## TASK GOAL
Quote the listing below in its entirety, omitting every image.
----- SUPPLIED MATERIAL -----
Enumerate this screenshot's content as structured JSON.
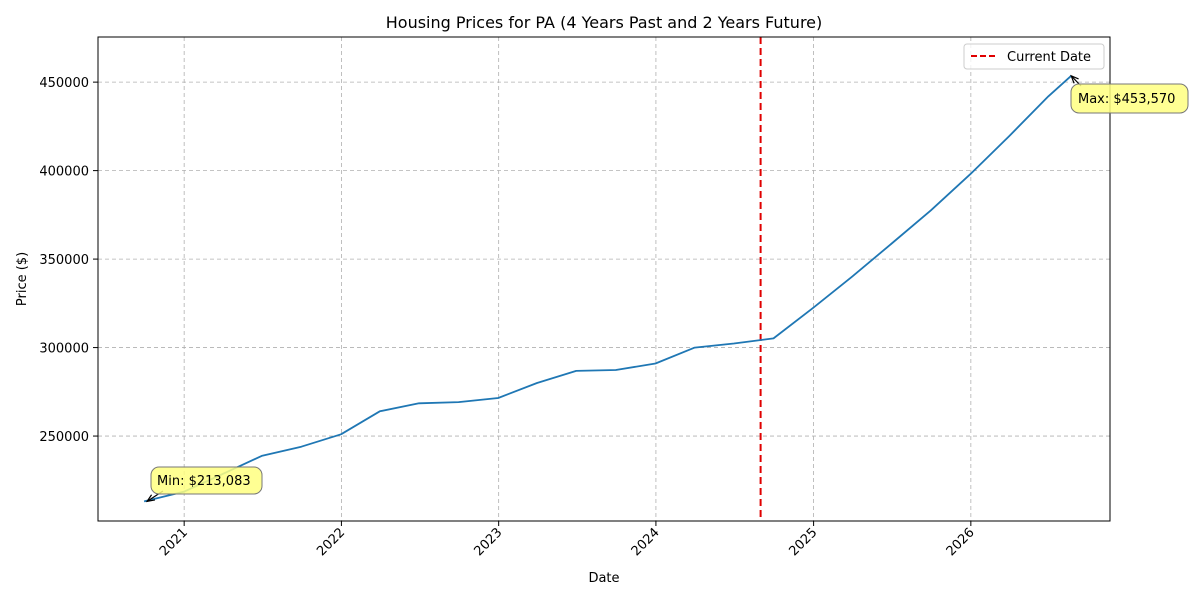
{
  "chart_data": {
    "type": "line",
    "title": "Housing Prices for PA (4 Years Past and 2 Years Future)",
    "xlabel": "Date",
    "ylabel": "Price ($)",
    "xlim": [
      "2020-06-15",
      "2026-11-20"
    ],
    "ylim": [
      202000,
      475500
    ],
    "grid": true,
    "legend_position": "top-right",
    "x_ticks": [
      {
        "date": "2021-01-01",
        "label": "2021"
      },
      {
        "date": "2022-01-01",
        "label": "2022"
      },
      {
        "date": "2023-01-01",
        "label": "2023"
      },
      {
        "date": "2024-01-01",
        "label": "2024"
      },
      {
        "date": "2025-01-01",
        "label": "2025"
      },
      {
        "date": "2026-01-01",
        "label": "2026"
      }
    ],
    "y_ticks": [
      {
        "value": 250000,
        "label": "250000"
      },
      {
        "value": 300000,
        "label": "300000"
      },
      {
        "value": 350000,
        "label": "350000"
      },
      {
        "value": 400000,
        "label": "400000"
      },
      {
        "value": 450000,
        "label": "450000"
      }
    ],
    "series": [
      {
        "color": "#1f77b4",
        "points": [
          {
            "x": "2020-09-30",
            "y": 213083
          },
          {
            "x": "2020-12-31",
            "y": 218500
          },
          {
            "x": "2021-03-31",
            "y": 228500
          },
          {
            "x": "2021-06-30",
            "y": 238800
          },
          {
            "x": "2021-09-30",
            "y": 244000
          },
          {
            "x": "2021-12-31",
            "y": 251000
          },
          {
            "x": "2022-03-31",
            "y": 264000
          },
          {
            "x": "2022-06-30",
            "y": 268500
          },
          {
            "x": "2022-09-30",
            "y": 269200
          },
          {
            "x": "2022-12-31",
            "y": 271500
          },
          {
            "x": "2023-03-31",
            "y": 280000
          },
          {
            "x": "2023-06-30",
            "y": 286800
          },
          {
            "x": "2023-09-30",
            "y": 287300
          },
          {
            "x": "2023-12-31",
            "y": 291000
          },
          {
            "x": "2024-03-31",
            "y": 300000
          },
          {
            "x": "2024-06-30",
            "y": 302300
          },
          {
            "x": "2024-09-30",
            "y": 305200
          },
          {
            "x": "2024-12-31",
            "y": 322500
          },
          {
            "x": "2025-03-31",
            "y": 340000
          },
          {
            "x": "2025-06-30",
            "y": 358500
          },
          {
            "x": "2025-09-30",
            "y": 377500
          },
          {
            "x": "2025-12-31",
            "y": 398000
          },
          {
            "x": "2026-03-31",
            "y": 419500
          },
          {
            "x": "2026-06-30",
            "y": 442000
          },
          {
            "x": "2026-08-22",
            "y": 453570
          }
        ]
      }
    ],
    "reference_line": {
      "label": "Current Date",
      "x": "2024-08-31",
      "color": "#e00000",
      "style": "dashed"
    },
    "annotations": [
      {
        "text": "Min: $213,083",
        "x": "2020-09-30",
        "y": 213083,
        "box_color": "#ffff80"
      },
      {
        "text": "Max: $453,570",
        "x": "2026-08-22",
        "y": 453570,
        "box_color": "#ffff80"
      }
    ]
  }
}
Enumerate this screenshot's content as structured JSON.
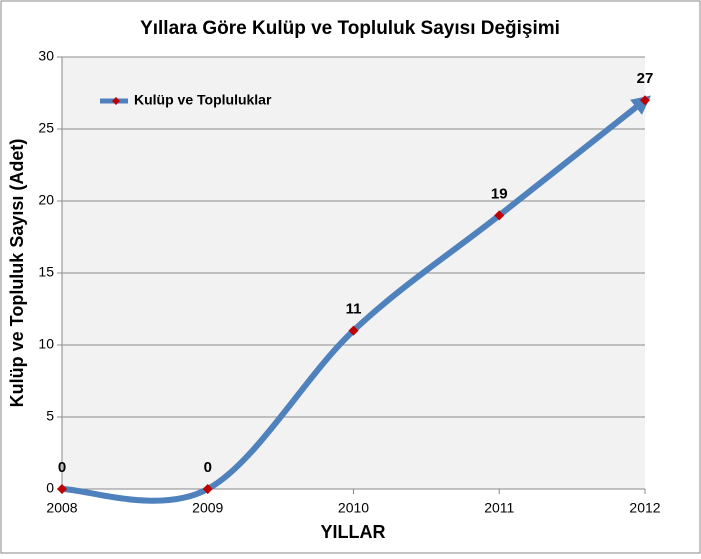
{
  "chart_data": {
    "type": "line",
    "title": "Yıllara Göre Kulüp ve Topluluk Sayısı Değişimi",
    "x_label": "YILLAR",
    "y_label": "Kulüp ve Topluluk Sayısı (Adet)",
    "x": [
      2008,
      2009,
      2010,
      2011,
      2012
    ],
    "series": [
      {
        "name": "Kulüp ve Topluluklar",
        "color": "#4f81bd",
        "marker_color": "#c00000",
        "values": [
          0,
          0,
          11,
          19,
          27
        ]
      }
    ],
    "xlim": [
      2008,
      2012
    ],
    "xticks": [
      2008,
      2009,
      2010,
      2011,
      2012
    ],
    "ylim": [
      0,
      30
    ],
    "yticks": [
      0,
      5,
      10,
      15,
      20,
      25,
      30
    ],
    "grid": true,
    "legend": "top-left",
    "smooth": true
  }
}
-----
## SOLVED EXERCISE
Enumerate this screenshot's content as structured JSON.
{
  "chart_data": {
    "type": "line",
    "title": "Housing Prices for PA (4 Years Past and 2 Years Future)",
    "xlabel": "Date",
    "ylabel": "Price ($)",
    "xlim": [
      "2020-06-15",
      "2026-11-20"
    ],
    "ylim": [
      202000,
      475500
    ],
    "grid": true,
    "legend_position": "top-right",
    "x_ticks": [
      {
        "date": "2021-01-01",
        "label": "2021"
      },
      {
        "date": "2022-01-01",
        "label": "2022"
      },
      {
        "date": "2023-01-01",
        "label": "2023"
      },
      {
        "date": "2024-01-01",
        "label": "2024"
      },
      {
        "date": "2025-01-01",
        "label": "2025"
      },
      {
        "date": "2026-01-01",
        "label": "2026"
      }
    ],
    "y_ticks": [
      {
        "value": 250000,
        "label": "250000"
      },
      {
        "value": 300000,
        "label": "300000"
      },
      {
        "value": 350000,
        "label": "350000"
      },
      {
        "value": 400000,
        "label": "400000"
      },
      {
        "value": 450000,
        "label": "450000"
      }
    ],
    "series": [
      {
        "color": "#1f77b4",
        "points": [
          {
            "x": "2020-09-30",
            "y": 213083
          },
          {
            "x": "2020-12-31",
            "y": 218500
          },
          {
            "x": "2021-03-31",
            "y": 228500
          },
          {
            "x": "2021-06-30",
            "y": 238800
          },
          {
            "x": "2021-09-30",
            "y": 244000
          },
          {
            "x": "2021-12-31",
            "y": 251000
          },
          {
            "x": "2022-03-31",
            "y": 264000
          },
          {
            "x": "2022-06-30",
            "y": 268500
          },
          {
            "x": "2022-09-30",
            "y": 269200
          },
          {
            "x": "2022-12-31",
            "y": 271500
          },
          {
            "x": "2023-03-31",
            "y": 280000
          },
          {
            "x": "2023-06-30",
            "y": 286800
          },
          {
            "x": "2023-09-30",
            "y": 287300
          },
          {
            "x": "2023-12-31",
            "y": 291000
          },
          {
            "x": "2024-03-31",
            "y": 300000
          },
          {
            "x": "2024-06-30",
            "y": 302300
          },
          {
            "x": "2024-09-30",
            "y": 305200
          },
          {
            "x": "2024-12-31",
            "y": 322500
          },
          {
            "x": "2025-03-31",
            "y": 340000
          },
          {
            "x": "2025-06-30",
            "y": 358500
          },
          {
            "x": "2025-09-30",
            "y": 377500
          },
          {
            "x": "2025-12-31",
            "y": 398000
          },
          {
            "x": "2026-03-31",
            "y": 419500
          },
          {
            "x": "2026-06-30",
            "y": 442000
          },
          {
            "x": "2026-08-22",
            "y": 453570
          }
        ]
      }
    ],
    "reference_line": {
      "label": "Current Date",
      "x": "2024-08-31",
      "color": "#e00000",
      "style": "dashed"
    },
    "annotations": [
      {
        "text": "Min: $213,083",
        "x": "2020-09-30",
        "y": 213083,
        "box_color": "#ffff80"
      },
      {
        "text": "Max: $453,570",
        "x": "2026-08-22",
        "y": 453570,
        "box_color": "#ffff80"
      }
    ]
  }
}
Enumerate this screenshot's content as structured JSON.
{
  "chart_data": {
    "type": "line",
    "title": "Yıllara Göre Kulüp ve Topluluk Sayısı Değişimi",
    "x_label": "YILLAR",
    "y_label": "Kulüp ve Topluluk Sayısı (Adet)",
    "x": [
      2008,
      2009,
      2010,
      2011,
      2012
    ],
    "series": [
      {
        "name": "Kulüp ve Topluluklar",
        "color": "#4f81bd",
        "marker_color": "#c00000",
        "values": [
          0,
          0,
          11,
          19,
          27
        ]
      }
    ],
    "xlim": [
      2008,
      2012
    ],
    "xticks": [
      2008,
      2009,
      2010,
      2011,
      2012
    ],
    "ylim": [
      0,
      30
    ],
    "yticks": [
      0,
      5,
      10,
      15,
      20,
      25,
      30
    ],
    "grid": true,
    "legend": "top-left",
    "smooth": true
  }
}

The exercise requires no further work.